== WHAT TO WORK ON ==
Going through the material below, please gather all lines with the word "JSON" in them.

== DATA PROVIDED ==

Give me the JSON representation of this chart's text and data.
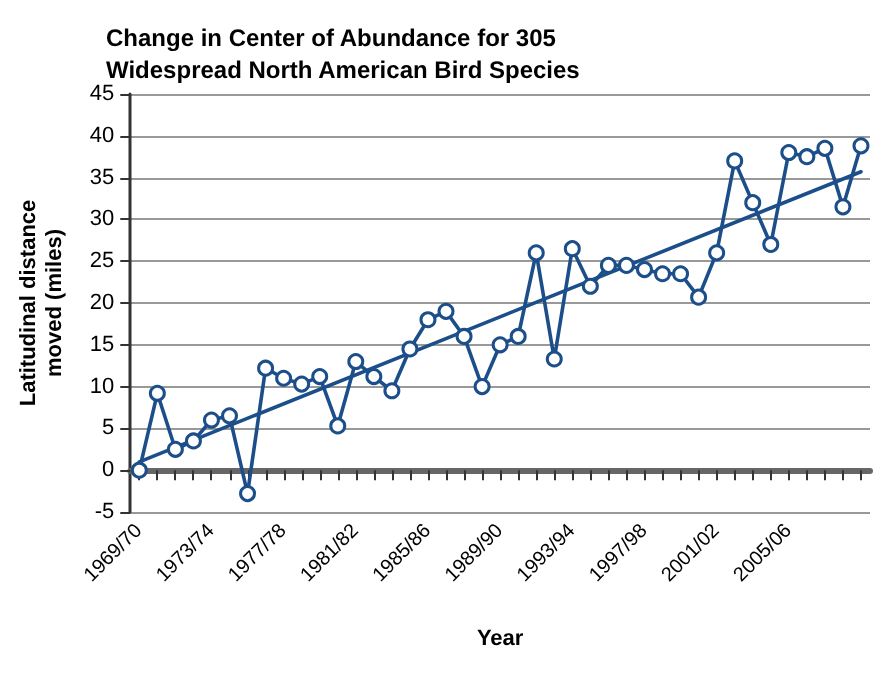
{
  "chart_data": {
    "type": "line",
    "title": "Change in Center of Abundance for 305\nWidespread North American Bird Species",
    "xlabel": "Year",
    "ylabel": "Latitudinal distance\nmoved (miles)",
    "categories": [
      "1969/70",
      null,
      null,
      null,
      "1973/74",
      null,
      null,
      null,
      "1977/78",
      null,
      null,
      null,
      "1981/82",
      null,
      null,
      null,
      "1985/86",
      null,
      null,
      null,
      "1989/90",
      null,
      null,
      null,
      "1993/94",
      null,
      null,
      null,
      "1997/98",
      null,
      null,
      null,
      "2001/02",
      null,
      null,
      null,
      "2005/06",
      null,
      null,
      null,
      null
    ],
    "series": [
      {
        "color": "#1c4f8a",
        "marker": "circle",
        "values": [
          0,
          9.2,
          2.5,
          3.5,
          6,
          6.5,
          -2.8,
          12.2,
          11,
          10.3,
          11.2,
          5.3,
          13,
          11.2,
          9.5,
          14.5,
          18,
          19,
          16,
          10,
          15,
          16,
          26,
          13.3,
          26.5,
          22,
          24.5,
          24.5,
          24,
          23.5,
          23.5,
          20.7,
          26,
          37,
          32,
          27,
          38,
          37.5,
          38.5,
          31.5,
          38.8
        ]
      },
      {
        "color": "#1c4f8a",
        "marker": "none",
        "values": [
          1,
          null,
          null,
          null,
          null,
          null,
          null,
          null,
          null,
          null,
          null,
          null,
          null,
          null,
          null,
          null,
          null,
          null,
          null,
          null,
          null,
          null,
          null,
          null,
          null,
          null,
          null,
          null,
          null,
          null,
          null,
          null,
          null,
          null,
          null,
          null,
          null,
          null,
          null,
          null,
          35.7
        ]
      }
    ],
    "ylim": [
      -5,
      45
    ],
    "yticks": [
      -5,
      0,
      5,
      10,
      15,
      20,
      25,
      30,
      35,
      40,
      45
    ],
    "grid": "y"
  }
}
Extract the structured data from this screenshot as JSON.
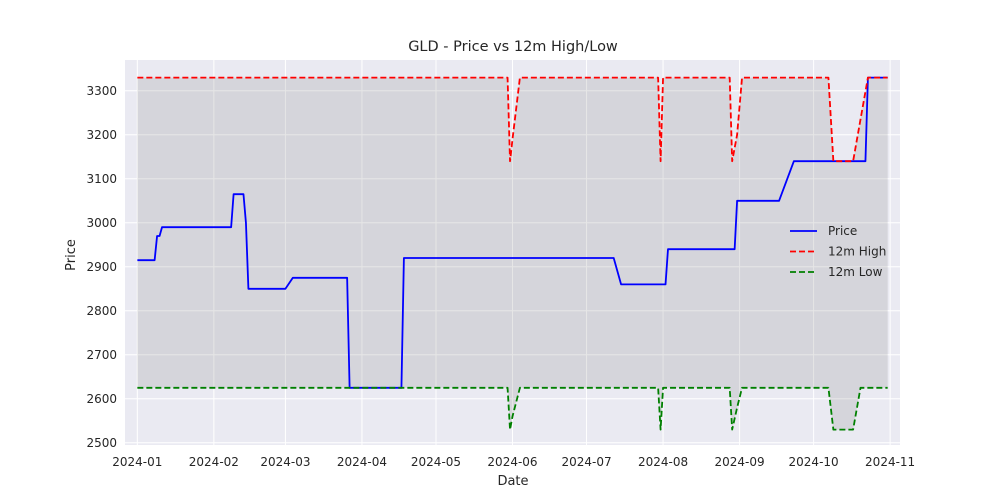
{
  "chart_data": {
    "type": "line",
    "title": "GLD - Price vs 12m High/Low",
    "xlabel": "Date",
    "ylabel": "Price",
    "xlim": [
      "2023-12-27",
      "2024-11-05"
    ],
    "ylim": [
      2495,
      3370
    ],
    "x_ticks": [
      "2024-01-01",
      "2024-02-01",
      "2024-03-01",
      "2024-04-01",
      "2024-05-01",
      "2024-06-01",
      "2024-07-01",
      "2024-08-01",
      "2024-09-01",
      "2024-10-01",
      "2024-11-01"
    ],
    "x_tick_labels": [
      "2024-01",
      "2024-02",
      "2024-03",
      "2024-04",
      "2024-05",
      "2024-06",
      "2024-07",
      "2024-08",
      "2024-09",
      "2024-10",
      "2024-11"
    ],
    "y_ticks": [
      2500,
      2600,
      2700,
      2800,
      2900,
      3000,
      3100,
      3200,
      3300
    ],
    "y_tick_labels": [
      "2500",
      "2600",
      "2700",
      "2800",
      "2900",
      "3000",
      "3100",
      "3200",
      "3300"
    ],
    "grid": true,
    "shaded_band": {
      "between": [
        "12m High",
        "12m Low"
      ],
      "color": "#808080"
    },
    "legend": {
      "position": "center-right",
      "entries": [
        "Price",
        "12m High",
        "12m Low"
      ]
    },
    "series": [
      {
        "name": "Price",
        "color": "#0000ff",
        "style": "solid",
        "points": [
          [
            "2024-01-01",
            2915
          ],
          [
            "2024-01-08",
            2915
          ],
          [
            "2024-01-09",
            2970
          ],
          [
            "2024-01-10",
            2970
          ],
          [
            "2024-01-11",
            2990
          ],
          [
            "2024-02-08",
            2990
          ],
          [
            "2024-02-09",
            3065
          ],
          [
            "2024-02-13",
            3065
          ],
          [
            "2024-02-14",
            3000
          ],
          [
            "2024-02-15",
            2850
          ],
          [
            "2024-03-01",
            2850
          ],
          [
            "2024-03-04",
            2875
          ],
          [
            "2024-03-26",
            2875
          ],
          [
            "2024-03-27",
            2625
          ],
          [
            "2024-04-17",
            2625
          ],
          [
            "2024-04-18",
            2920
          ],
          [
            "2024-07-12",
            2920
          ],
          [
            "2024-07-15",
            2860
          ],
          [
            "2024-08-02",
            2860
          ],
          [
            "2024-08-03",
            2940
          ],
          [
            "2024-08-30",
            2940
          ],
          [
            "2024-08-31",
            3050
          ],
          [
            "2024-09-17",
            3050
          ],
          [
            "2024-09-23",
            3140
          ],
          [
            "2024-10-22",
            3140
          ],
          [
            "2024-10-23",
            3330
          ],
          [
            "2024-10-31",
            3330
          ]
        ]
      },
      {
        "name": "12m High",
        "color": "#ff0000",
        "style": "dashed",
        "points": [
          [
            "2024-01-01",
            3330
          ],
          [
            "2024-05-30",
            3330
          ],
          [
            "2024-05-31",
            3140
          ],
          [
            "2024-06-01",
            3190
          ],
          [
            "2024-06-04",
            3330
          ],
          [
            "2024-07-30",
            3330
          ],
          [
            "2024-07-31",
            3140
          ],
          [
            "2024-08-01",
            3330
          ],
          [
            "2024-08-28",
            3330
          ],
          [
            "2024-08-29",
            3140
          ],
          [
            "2024-08-31",
            3200
          ],
          [
            "2024-09-02",
            3330
          ],
          [
            "2024-10-07",
            3330
          ],
          [
            "2024-10-09",
            3140
          ],
          [
            "2024-10-17",
            3140
          ],
          [
            "2024-10-23",
            3330
          ],
          [
            "2024-10-31",
            3330
          ]
        ]
      },
      {
        "name": "12m Low",
        "color": "#008000",
        "style": "dashed",
        "points": [
          [
            "2024-01-01",
            2625
          ],
          [
            "2024-05-30",
            2625
          ],
          [
            "2024-05-31",
            2530
          ],
          [
            "2024-06-01",
            2560
          ],
          [
            "2024-06-04",
            2625
          ],
          [
            "2024-07-30",
            2625
          ],
          [
            "2024-07-31",
            2530
          ],
          [
            "2024-08-01",
            2625
          ],
          [
            "2024-08-28",
            2625
          ],
          [
            "2024-08-29",
            2530
          ],
          [
            "2024-08-31",
            2580
          ],
          [
            "2024-09-02",
            2625
          ],
          [
            "2024-10-07",
            2625
          ],
          [
            "2024-10-09",
            2530
          ],
          [
            "2024-10-17",
            2530
          ],
          [
            "2024-10-20",
            2625
          ],
          [
            "2024-10-31",
            2625
          ]
        ]
      }
    ]
  }
}
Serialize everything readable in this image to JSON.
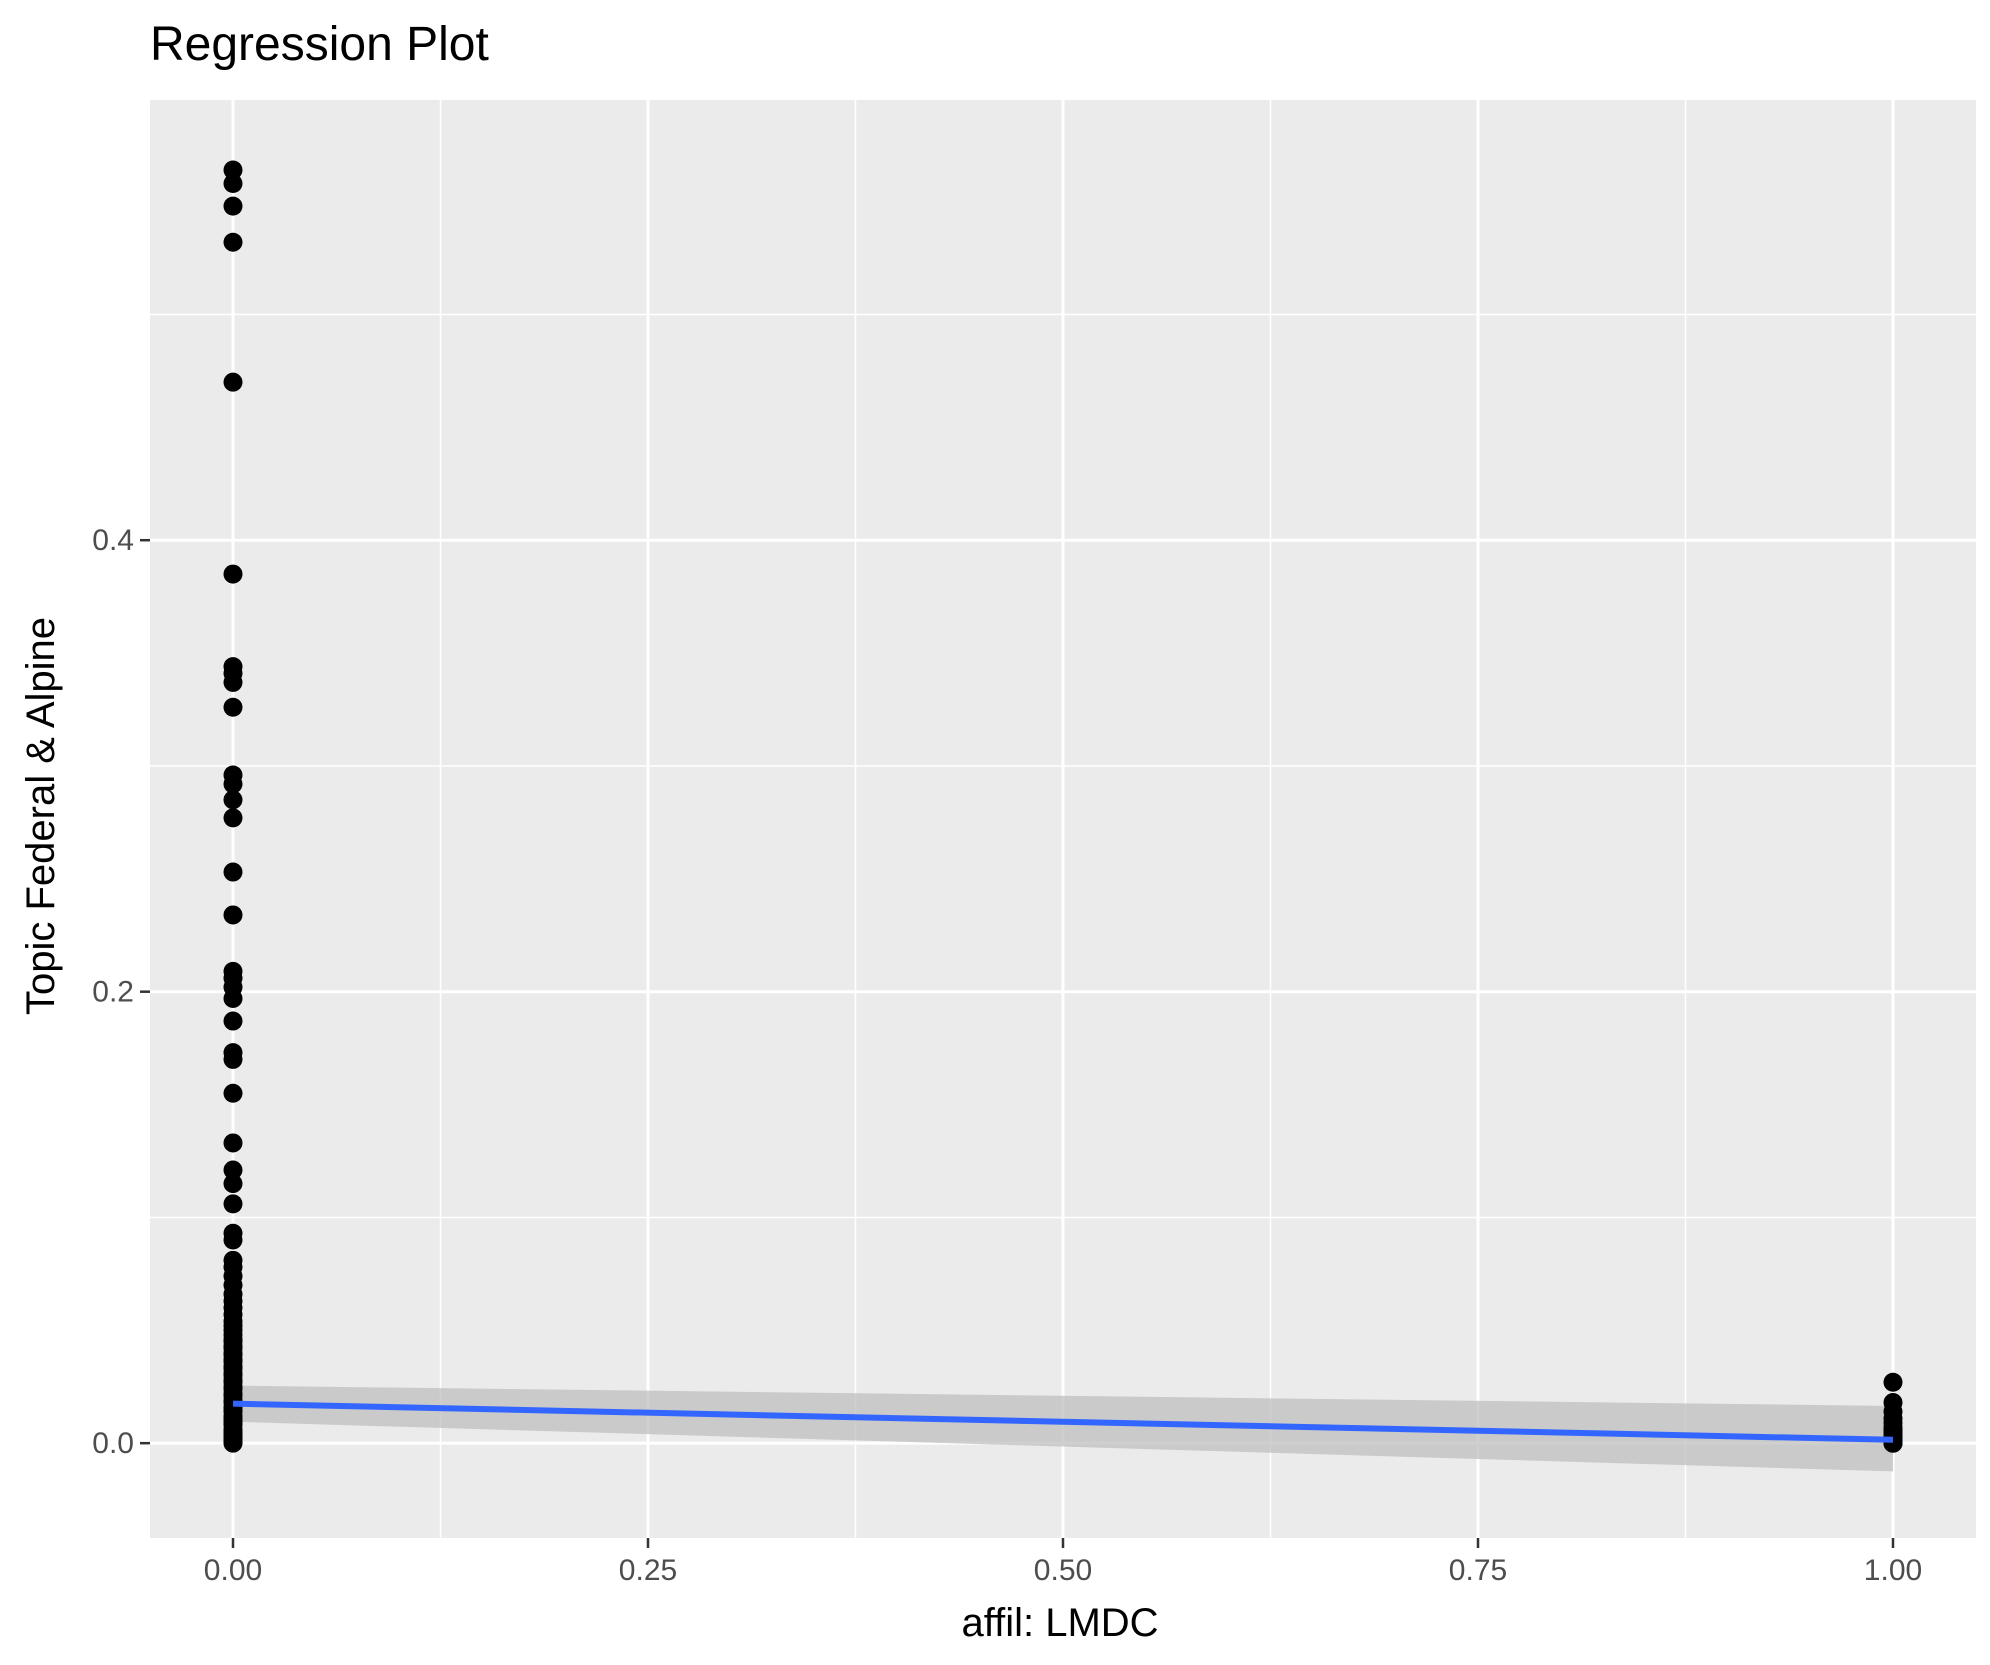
{
  "chart_data": {
    "type": "scatter",
    "title": "Regression Plot",
    "xlabel": "affil: LMDC",
    "ylabel": "Topic Federal & Alpine",
    "xlim": [
      -0.05,
      1.05
    ],
    "ylim": [
      -0.042,
      0.595
    ],
    "x_ticks": [
      0.0,
      0.25,
      0.5,
      0.75,
      1.0
    ],
    "x_tick_labels": [
      "0.00",
      "0.25",
      "0.50",
      "0.75",
      "1.00"
    ],
    "y_ticks": [
      0.0,
      0.2,
      0.4
    ],
    "y_tick_labels": [
      "0.0",
      "0.2",
      "0.4"
    ],
    "x_minor_ticks": [
      0.125,
      0.375,
      0.625,
      0.875
    ],
    "y_minor_ticks": [
      0.1,
      0.3,
      0.5
    ],
    "grid": true,
    "colors": {
      "panel": "#ebebeb",
      "grid": "#ffffff",
      "points": "#000000",
      "fit_line": "#3366ff",
      "confidence_band": "#bfbfbf"
    },
    "series": [
      {
        "x": [
          0,
          0,
          0,
          0,
          0,
          0,
          0,
          0,
          0,
          0,
          0,
          0,
          0,
          0,
          0,
          0,
          0,
          0,
          0,
          0,
          0,
          0,
          0,
          0,
          0,
          0,
          0,
          0,
          0,
          0,
          0,
          0,
          0,
          0,
          0,
          0,
          0,
          0,
          0,
          0,
          0,
          0,
          0,
          0,
          0,
          0,
          0,
          0,
          0,
          0,
          0,
          0,
          0,
          0,
          0,
          0,
          0,
          0,
          0,
          0,
          0,
          0,
          0,
          0,
          0,
          0,
          0,
          0,
          0,
          0,
          0,
          0,
          0,
          0,
          0,
          0,
          0,
          0,
          0,
          0,
          1,
          1,
          1,
          1,
          1,
          1,
          1,
          1,
          1,
          1,
          1,
          1,
          1,
          1,
          1,
          1,
          1
        ],
        "y": [
          0.564,
          0.558,
          0.548,
          0.532,
          0.47,
          0.385,
          0.344,
          0.341,
          0.337,
          0.326,
          0.296,
          0.292,
          0.285,
          0.277,
          0.253,
          0.234,
          0.209,
          0.206,
          0.202,
          0.197,
          0.187,
          0.173,
          0.17,
          0.155,
          0.133,
          0.121,
          0.115,
          0.106,
          0.093,
          0.09,
          0.081,
          0.078,
          0.074,
          0.07,
          0.066,
          0.06,
          0.052,
          0.048,
          0.045,
          0.042,
          0.039,
          0.036,
          0.033,
          0.03,
          0.027,
          0.024,
          0.021,
          0.018,
          0.015,
          0.012,
          0.01,
          0.008,
          0.006,
          0.004,
          0.003,
          0.002,
          0.001,
          0.0,
          0.063,
          0.057,
          0.05,
          0.043,
          0.037,
          0.031,
          0.025,
          0.019,
          0.014,
          0.009,
          0.005,
          0.002,
          0.001,
          0.0005,
          0.011,
          0.016,
          0.022,
          0.028,
          0.034,
          0.04,
          0.046,
          0.054,
          0.027,
          0.018,
          0.014,
          0.011,
          0.009,
          0.007,
          0.006,
          0.005,
          0.004,
          0.003,
          0.002,
          0.002,
          0.001,
          0.001,
          0.0,
          0.0,
          0.0
        ]
      }
    ],
    "fit": {
      "x": [
        0,
        1
      ],
      "y": [
        0.0175,
        0.0015
      ],
      "lower": [
        0.0095,
        -0.0125
      ],
      "upper": [
        0.0255,
        0.0165
      ]
    }
  }
}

== RIGHT ANSWER ==
Give me the JSON representation of this chart's text and data.
Extract the structured data from this screenshot as JSON.
Serialize everything readable in this image to JSON.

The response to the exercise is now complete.